* **WHAT TO PRODUCE**
Count the lines below that contain "сервисов". Give only the number.

### DATA IN THIS EXERCISE ###

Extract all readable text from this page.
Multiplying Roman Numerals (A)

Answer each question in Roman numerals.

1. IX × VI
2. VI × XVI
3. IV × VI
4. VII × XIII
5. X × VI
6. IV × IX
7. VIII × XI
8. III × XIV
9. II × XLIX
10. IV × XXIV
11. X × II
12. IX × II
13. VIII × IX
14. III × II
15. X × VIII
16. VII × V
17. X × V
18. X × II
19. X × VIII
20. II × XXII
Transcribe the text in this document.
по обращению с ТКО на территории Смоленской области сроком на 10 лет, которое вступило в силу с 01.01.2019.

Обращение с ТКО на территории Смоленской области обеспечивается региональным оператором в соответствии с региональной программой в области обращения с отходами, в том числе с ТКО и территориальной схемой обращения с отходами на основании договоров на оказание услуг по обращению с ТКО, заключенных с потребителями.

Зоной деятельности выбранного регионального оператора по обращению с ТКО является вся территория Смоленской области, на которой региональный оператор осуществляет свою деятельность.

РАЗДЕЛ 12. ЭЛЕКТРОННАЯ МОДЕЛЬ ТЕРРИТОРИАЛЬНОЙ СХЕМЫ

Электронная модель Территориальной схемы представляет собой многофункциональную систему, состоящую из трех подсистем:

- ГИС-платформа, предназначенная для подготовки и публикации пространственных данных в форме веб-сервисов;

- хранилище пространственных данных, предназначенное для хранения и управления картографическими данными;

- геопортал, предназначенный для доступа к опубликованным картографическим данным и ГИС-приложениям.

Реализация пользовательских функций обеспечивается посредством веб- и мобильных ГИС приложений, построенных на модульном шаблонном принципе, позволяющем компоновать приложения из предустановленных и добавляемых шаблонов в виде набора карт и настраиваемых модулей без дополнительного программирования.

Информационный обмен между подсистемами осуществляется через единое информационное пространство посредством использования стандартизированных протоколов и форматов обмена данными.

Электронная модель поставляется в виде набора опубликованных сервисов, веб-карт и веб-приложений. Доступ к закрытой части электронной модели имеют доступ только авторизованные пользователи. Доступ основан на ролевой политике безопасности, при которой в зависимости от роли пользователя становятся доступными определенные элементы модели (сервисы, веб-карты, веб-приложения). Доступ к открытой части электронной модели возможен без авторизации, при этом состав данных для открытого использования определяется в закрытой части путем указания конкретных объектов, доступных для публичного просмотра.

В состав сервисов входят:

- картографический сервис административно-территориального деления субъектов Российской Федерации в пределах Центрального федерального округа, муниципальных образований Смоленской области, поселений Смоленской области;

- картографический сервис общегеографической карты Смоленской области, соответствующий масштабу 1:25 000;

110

###

* **TASK RESPONSE**
3